TASK PROMPT
Filter this material down to the lines that hold "счет", copying each one.

BEGIN MATERIAL TO PROCESS

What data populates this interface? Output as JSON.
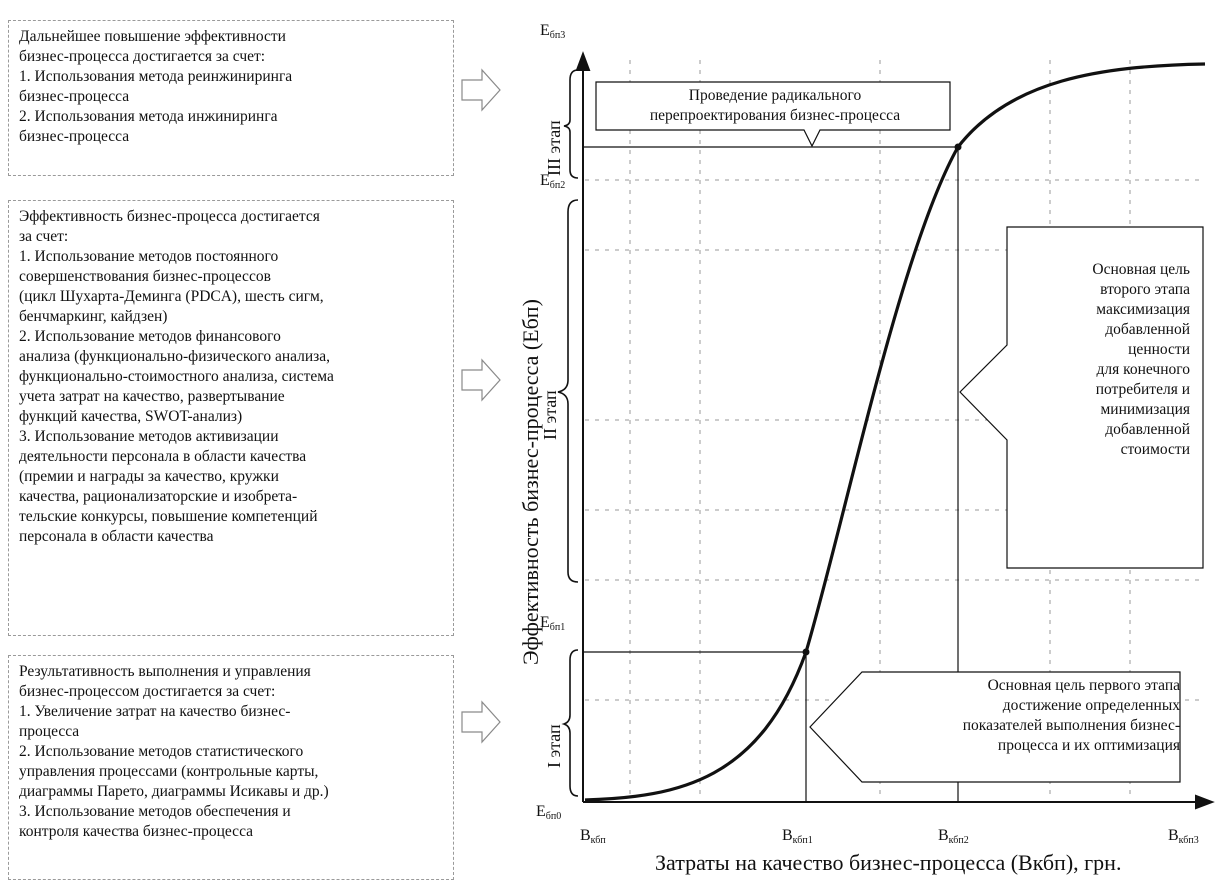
{
  "left_boxes": {
    "stage3": {
      "head": "Дальнейшее повышение эффективности\nбизнес-процесса достигается за счет:",
      "items": [
        "1. Использования метода реинжиниринга\nбизнес-процесса",
        "2. Использования метода инжиниринга\nбизнес-процесса"
      ]
    },
    "stage2": {
      "head": "Эффективность бизнес-процесса достигается\nза счет:",
      "items": [
        "1. Использование методов постоянного\nсовершенствования бизнес-процессов\n(цикл Шухарта-Деминга (PDCA), шесть сигм,\nбенчмаркинг, кайдзен)",
        "2. Использование методов финансового\nанализа (функционально-физического анализа,\nфункционально-стоимостного анализа, система\nучета затрат на качество, развертывание\nфункций качества, SWOT-анализ)",
        "3. Использование методов активизации\nдеятельности персонала в области качества\n(премии и награды за качество, кружки\nкачества, рационализаторские и изобрета-\nтельские конкурсы, повышение компетенций\nперсонала в области качества"
      ]
    },
    "stage1": {
      "head": "Результативность выполнения и управления\nбизнес-процессом достигается за счет:",
      "items": [
        "1. Увеличение затрат на качество бизнес-\nпроцесса",
        "2. Использование методов статистического\nуправления процессами (контрольные карты,\nдиаграммы Парето, диаграммы Исикавы и др.)",
        "3. Использование методов обеспечения и\nконтроля качества бизнес-процесса"
      ]
    }
  },
  "callouts": {
    "radical": "Проведение радикального\nперепроектирования бизнес-процесса",
    "goal2": "Основная цель\nвторого этапа\nмаксимизация\nдобавленной\nценности\nдля конечного\nпотребителя и\nминимизация\nдобавленной\nстоимости",
    "goal1": "Основная цель первого этапа\nдостижение определенных\nпоказателей выполнения бизнес-\nпроцесса и их оптимизация"
  },
  "axes": {
    "x_title": "Затраты на качество бизнес-процесса (Вкбп), грн.",
    "y_title": "Эффективность бизнес-процесса (Ебп)",
    "x_ticks": [
      {
        "main": "В",
        "sub": "кбп"
      },
      {
        "main": "В",
        "sub": "кбп1"
      },
      {
        "main": "В",
        "sub": "кбп2"
      },
      {
        "main": "В",
        "sub": "кбп3"
      }
    ],
    "y_ticks": [
      {
        "main": "Е",
        "sub": "бп0"
      },
      {
        "main": "Е",
        "sub": "бп1"
      },
      {
        "main": "Е",
        "sub": "бп2"
      },
      {
        "main": "Е",
        "sub": "бп3"
      }
    ]
  },
  "stages": {
    "stage1": "I этап",
    "stage2": "II этап",
    "stage3": "III этап"
  },
  "colors": {
    "curve": "#111111",
    "grid": "#9a9a9a"
  }
}
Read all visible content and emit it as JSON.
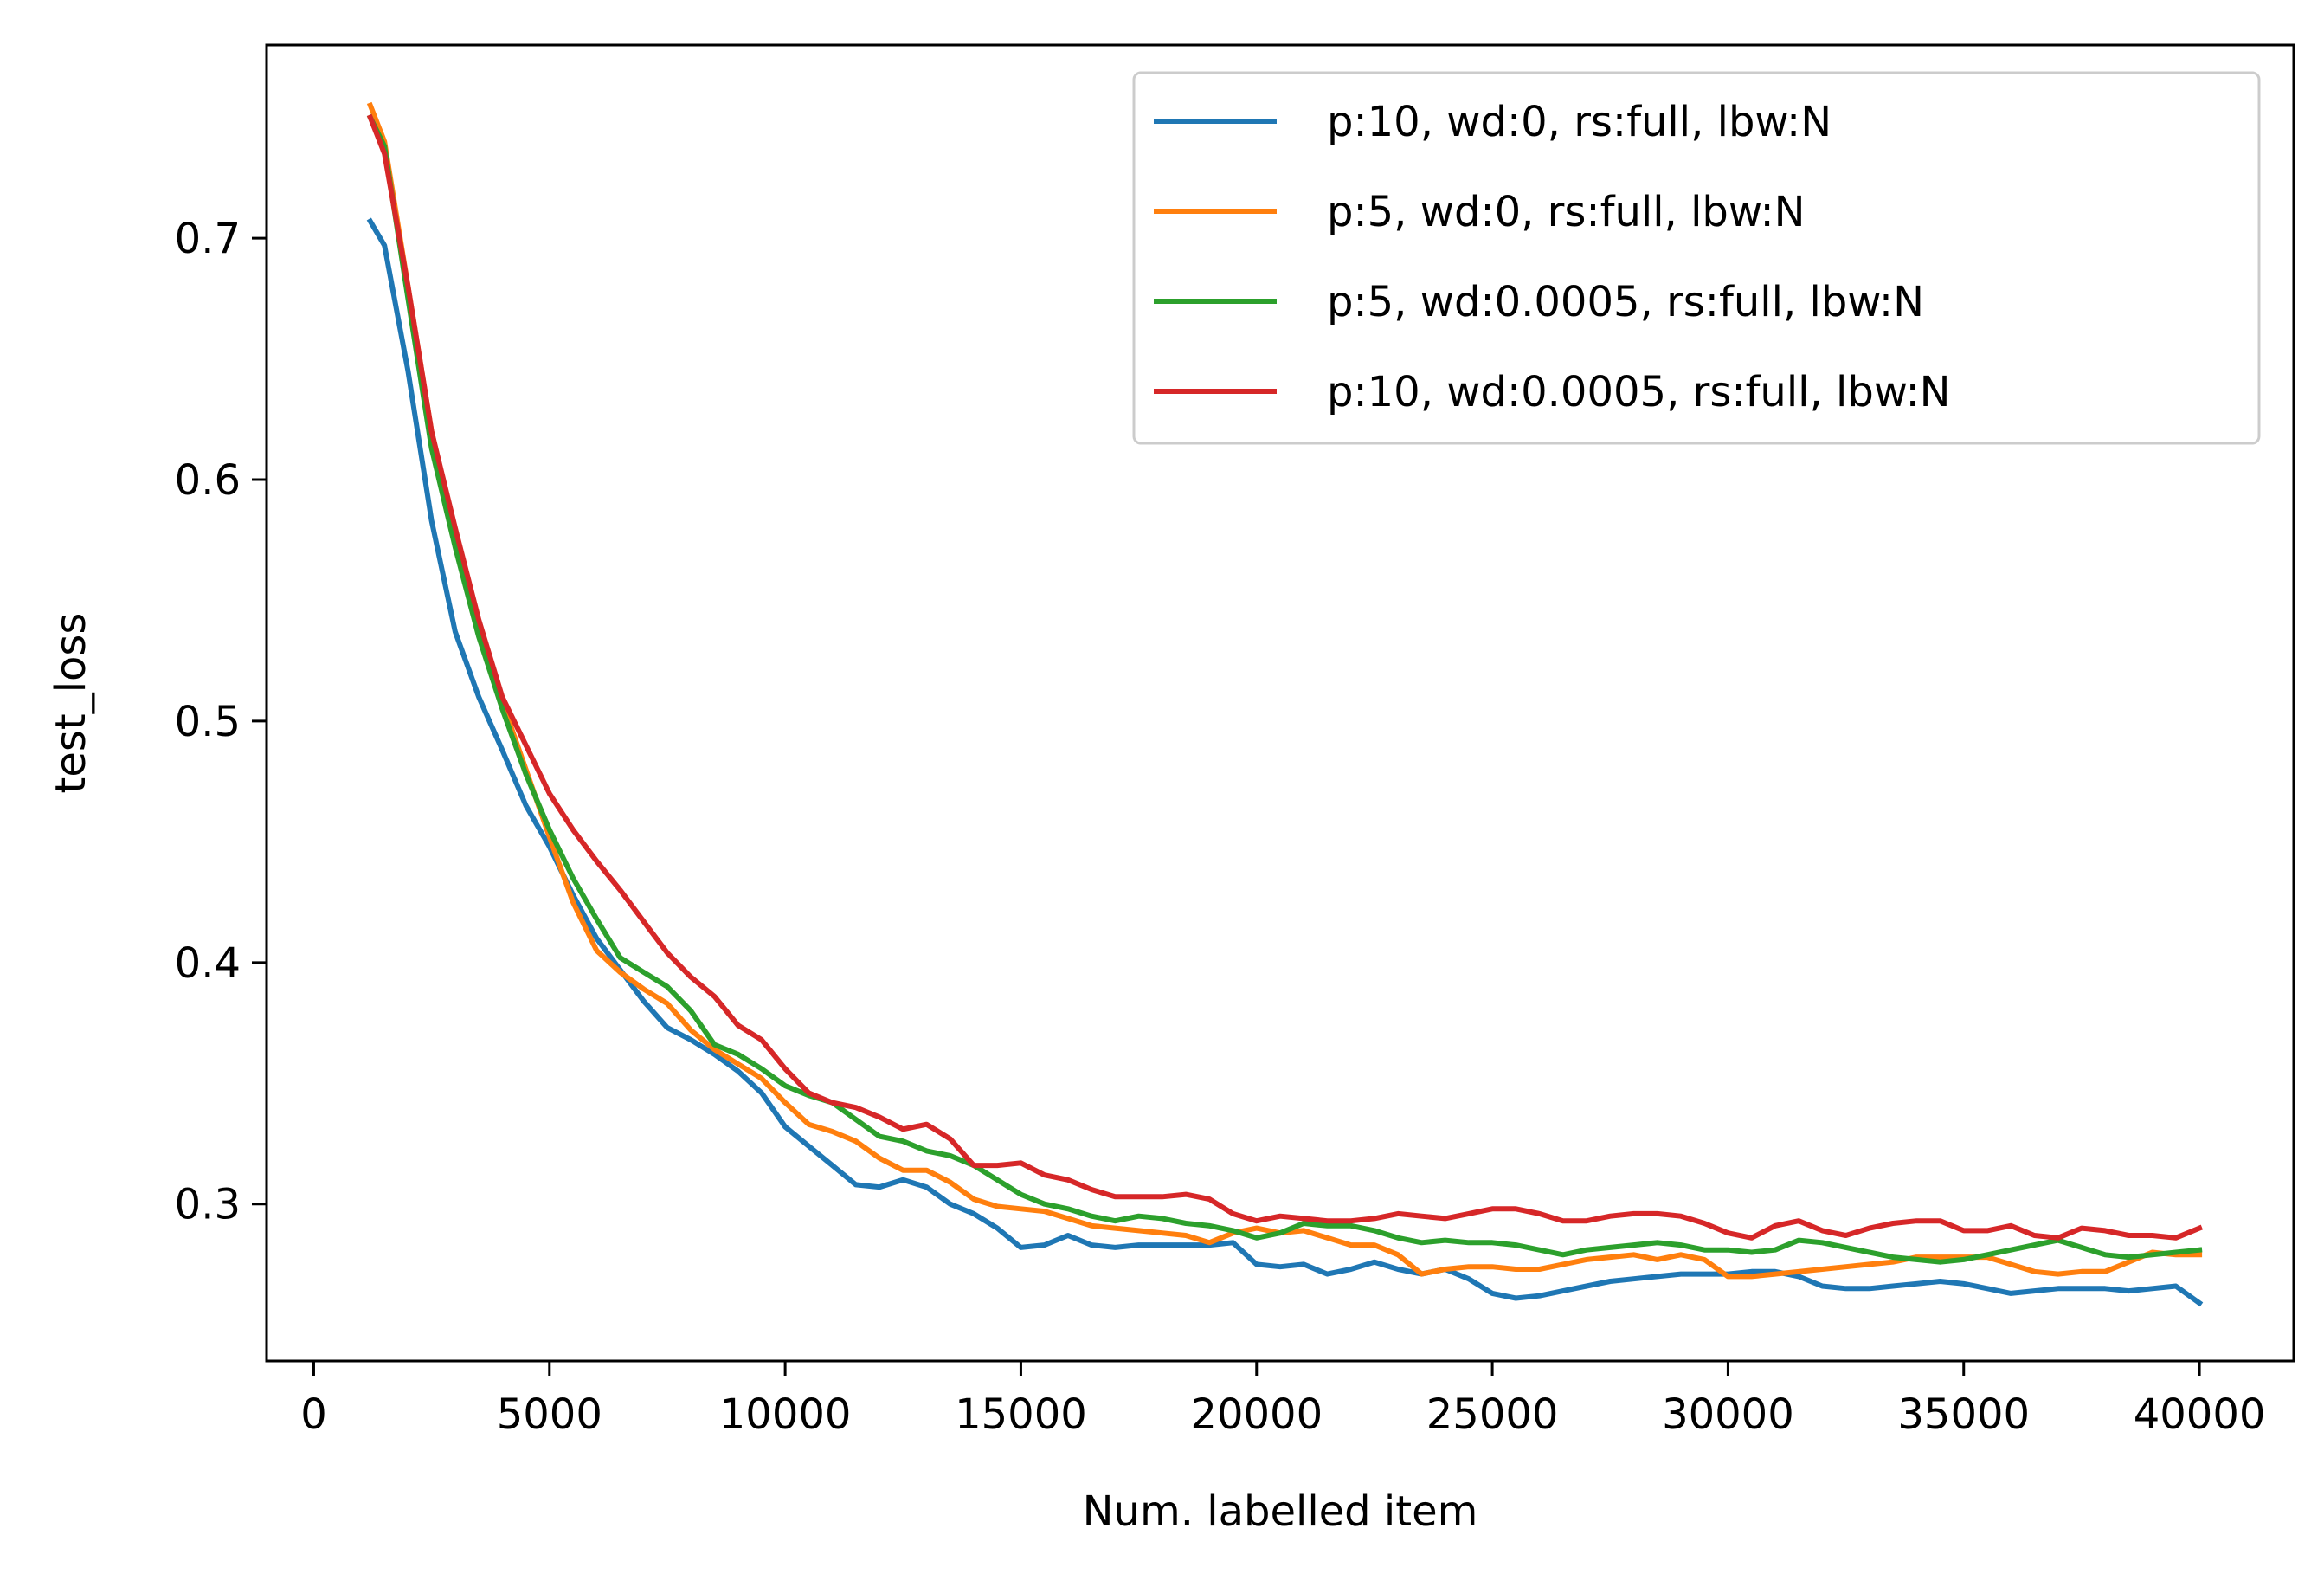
{
  "chart_data": {
    "type": "line",
    "title": "",
    "xlabel": "Num. labelled item",
    "ylabel": "test_loss",
    "xlim": [
      -1000,
      42000
    ],
    "ylim": [
      0.235,
      0.78
    ],
    "xticks": [
      0,
      5000,
      10000,
      15000,
      20000,
      25000,
      30000,
      35000,
      40000
    ],
    "xtick_labels": [
      "0",
      "5000",
      "10000",
      "15000",
      "20000",
      "25000",
      "30000",
      "35000",
      "40000"
    ],
    "yticks": [
      0.3,
      0.4,
      0.5,
      0.6,
      0.7
    ],
    "ytick_labels": [
      "0.3",
      "0.4",
      "0.5",
      "0.6",
      "0.7"
    ],
    "grid": false,
    "legend_position": "top-right",
    "series": [
      {
        "name": "p:10, wd:0, rs:full, lbw:N",
        "color": "#1f77b4",
        "x": [
          1200,
          1500,
          2000,
          2500,
          3000,
          3500,
          4000,
          4500,
          5000,
          5500,
          6000,
          6500,
          7000,
          7500,
          8000,
          8500,
          9000,
          9500,
          10000,
          10500,
          11000,
          11500,
          12000,
          12500,
          13000,
          13500,
          14000,
          14500,
          15000,
          15500,
          16000,
          16500,
          17000,
          17500,
          18000,
          18500,
          19000,
          19500,
          20000,
          20500,
          21000,
          21500,
          22000,
          22500,
          23000,
          23500,
          24000,
          24500,
          25000,
          25500,
          26000,
          26500,
          27000,
          27500,
          28000,
          28500,
          29000,
          29500,
          30000,
          30500,
          31000,
          31500,
          32000,
          32500,
          33000,
          33500,
          34000,
          34500,
          35000,
          35500,
          36000,
          36500,
          37000,
          37500,
          38000,
          38500,
          39000,
          39500,
          40000
        ],
        "values": [
          0.707,
          0.697,
          0.645,
          0.583,
          0.537,
          0.51,
          0.488,
          0.465,
          0.448,
          0.428,
          0.41,
          0.397,
          0.384,
          0.373,
          0.368,
          0.362,
          0.355,
          0.346,
          0.332,
          0.324,
          0.316,
          0.308,
          0.307,
          0.31,
          0.307,
          0.3,
          0.296,
          0.29,
          0.282,
          0.283,
          0.287,
          0.283,
          0.282,
          0.283,
          0.283,
          0.283,
          0.283,
          0.284,
          0.275,
          0.274,
          0.275,
          0.271,
          0.273,
          0.276,
          0.273,
          0.271,
          0.273,
          0.269,
          0.263,
          0.261,
          0.262,
          0.264,
          0.266,
          0.268,
          0.269,
          0.27,
          0.271,
          0.271,
          0.271,
          0.272,
          0.272,
          0.27,
          0.266,
          0.265,
          0.265,
          0.266,
          0.267,
          0.268,
          0.267,
          0.265,
          0.263,
          0.264,
          0.265,
          0.265,
          0.265,
          0.264,
          0.265,
          0.266,
          0.259
        ]
      },
      {
        "name": "p:5, wd:0, rs:full, lbw:N",
        "color": "#ff7f0e",
        "x": [
          1200,
          1500,
          2000,
          2500,
          3000,
          3500,
          4000,
          4500,
          5000,
          5500,
          6000,
          6500,
          7000,
          7500,
          8000,
          8500,
          9000,
          9500,
          10000,
          10500,
          11000,
          11500,
          12000,
          12500,
          13000,
          13500,
          14000,
          14500,
          15000,
          15500,
          16000,
          16500,
          17000,
          17500,
          18000,
          18500,
          19000,
          19500,
          20000,
          20500,
          21000,
          21500,
          22000,
          22500,
          23000,
          23500,
          24000,
          24500,
          25000,
          25500,
          26000,
          26500,
          27000,
          27500,
          28000,
          28500,
          29000,
          29500,
          30000,
          30500,
          31000,
          31500,
          32000,
          32500,
          33000,
          33500,
          34000,
          34500,
          35000,
          35500,
          36000,
          36500,
          37000,
          37500,
          38000,
          38500,
          39000,
          39500,
          40000
        ],
        "values": [
          0.755,
          0.74,
          0.68,
          0.62,
          0.578,
          0.54,
          0.508,
          0.48,
          0.452,
          0.425,
          0.405,
          0.396,
          0.389,
          0.383,
          0.372,
          0.364,
          0.358,
          0.352,
          0.342,
          0.333,
          0.33,
          0.326,
          0.319,
          0.314,
          0.314,
          0.309,
          0.302,
          0.299,
          0.298,
          0.297,
          0.294,
          0.291,
          0.29,
          0.289,
          0.288,
          0.287,
          0.284,
          0.288,
          0.29,
          0.288,
          0.289,
          0.286,
          0.283,
          0.283,
          0.279,
          0.271,
          0.273,
          0.274,
          0.274,
          0.273,
          0.273,
          0.275,
          0.277,
          0.278,
          0.279,
          0.277,
          0.279,
          0.277,
          0.27,
          0.27,
          0.271,
          0.272,
          0.273,
          0.274,
          0.275,
          0.276,
          0.278,
          0.278,
          0.278,
          0.278,
          0.275,
          0.272,
          0.271,
          0.272,
          0.272,
          0.276,
          0.28,
          0.279,
          0.279
        ]
      },
      {
        "name": "p:5, wd:0.0005, rs:full, lbw:N",
        "color": "#2ca02c",
        "x": [
          1200,
          1500,
          2000,
          2500,
          3000,
          3500,
          4000,
          4500,
          5000,
          5500,
          6000,
          6500,
          7000,
          7500,
          8000,
          8500,
          9000,
          9500,
          10000,
          10500,
          11000,
          11500,
          12000,
          12500,
          13000,
          13500,
          14000,
          14500,
          15000,
          15500,
          16000,
          16500,
          17000,
          17500,
          18000,
          18500,
          19000,
          19500,
          20000,
          20500,
          21000,
          21500,
          22000,
          22500,
          23000,
          23500,
          24000,
          24500,
          25000,
          25500,
          26000,
          26500,
          27000,
          27500,
          28000,
          28500,
          29000,
          29500,
          30000,
          30500,
          31000,
          31500,
          32000,
          32500,
          33000,
          33500,
          34000,
          34500,
          35000,
          35500,
          36000,
          36500,
          37000,
          37500,
          38000,
          38500,
          39000,
          39500,
          40000
        ],
        "values": [
          0.75,
          0.738,
          0.675,
          0.613,
          0.572,
          0.535,
          0.505,
          0.478,
          0.455,
          0.435,
          0.418,
          0.402,
          0.396,
          0.39,
          0.38,
          0.366,
          0.362,
          0.356,
          0.349,
          0.345,
          0.342,
          0.335,
          0.328,
          0.326,
          0.322,
          0.32,
          0.316,
          0.31,
          0.304,
          0.3,
          0.298,
          0.295,
          0.293,
          0.295,
          0.294,
          0.292,
          0.291,
          0.289,
          0.286,
          0.288,
          0.292,
          0.291,
          0.291,
          0.289,
          0.286,
          0.284,
          0.285,
          0.284,
          0.284,
          0.283,
          0.281,
          0.279,
          0.281,
          0.282,
          0.283,
          0.284,
          0.283,
          0.281,
          0.281,
          0.28,
          0.281,
          0.285,
          0.284,
          0.282,
          0.28,
          0.278,
          0.277,
          0.276,
          0.277,
          0.279,
          0.281,
          0.283,
          0.285,
          0.282,
          0.279,
          0.278,
          0.279,
          0.28,
          0.281
        ]
      },
      {
        "name": "p:10, wd:0.0005, rs:full, lbw:N",
        "color": "#d62728",
        "x": [
          1200,
          1500,
          2000,
          2500,
          3000,
          3500,
          4000,
          4500,
          5000,
          5500,
          6000,
          6500,
          7000,
          7500,
          8000,
          8500,
          9000,
          9500,
          10000,
          10500,
          11000,
          11500,
          12000,
          12500,
          13000,
          13500,
          14000,
          14500,
          15000,
          15500,
          16000,
          16500,
          17000,
          17500,
          18000,
          18500,
          19000,
          19500,
          20000,
          20500,
          21000,
          21500,
          22000,
          22500,
          23000,
          23500,
          24000,
          24500,
          25000,
          25500,
          26000,
          26500,
          27000,
          27500,
          28000,
          28500,
          29000,
          29500,
          30000,
          30500,
          31000,
          31500,
          32000,
          32500,
          33000,
          33500,
          34000,
          34500,
          35000,
          35500,
          36000,
          36500,
          37000,
          37500,
          38000,
          38500,
          39000,
          39500,
          40000
        ],
        "values": [
          0.75,
          0.735,
          0.68,
          0.62,
          0.58,
          0.542,
          0.51,
          0.49,
          0.47,
          0.455,
          0.442,
          0.43,
          0.417,
          0.404,
          0.394,
          0.386,
          0.374,
          0.368,
          0.356,
          0.346,
          0.342,
          0.34,
          0.336,
          0.331,
          0.333,
          0.327,
          0.316,
          0.316,
          0.317,
          0.312,
          0.31,
          0.306,
          0.303,
          0.303,
          0.303,
          0.304,
          0.302,
          0.296,
          0.293,
          0.295,
          0.294,
          0.293,
          0.293,
          0.294,
          0.296,
          0.295,
          0.294,
          0.296,
          0.298,
          0.298,
          0.296,
          0.293,
          0.293,
          0.295,
          0.296,
          0.296,
          0.295,
          0.292,
          0.288,
          0.286,
          0.291,
          0.293,
          0.289,
          0.287,
          0.29,
          0.292,
          0.293,
          0.293,
          0.289,
          0.289,
          0.291,
          0.287,
          0.286,
          0.29,
          0.289,
          0.287,
          0.287,
          0.286,
          0.29
        ]
      }
    ]
  }
}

END MATERIAL TO PROCESS

EXERCISE RESULT
      "head": "Дальнейшее повышение эффективности\nбизнес-процесса достигается за счет:",
      "head": "Эффективность бизнес-процесса достигается\nза счет:",
      "head": "Результативность выполнения и управления\nбизнес-процессом достигается за счет:",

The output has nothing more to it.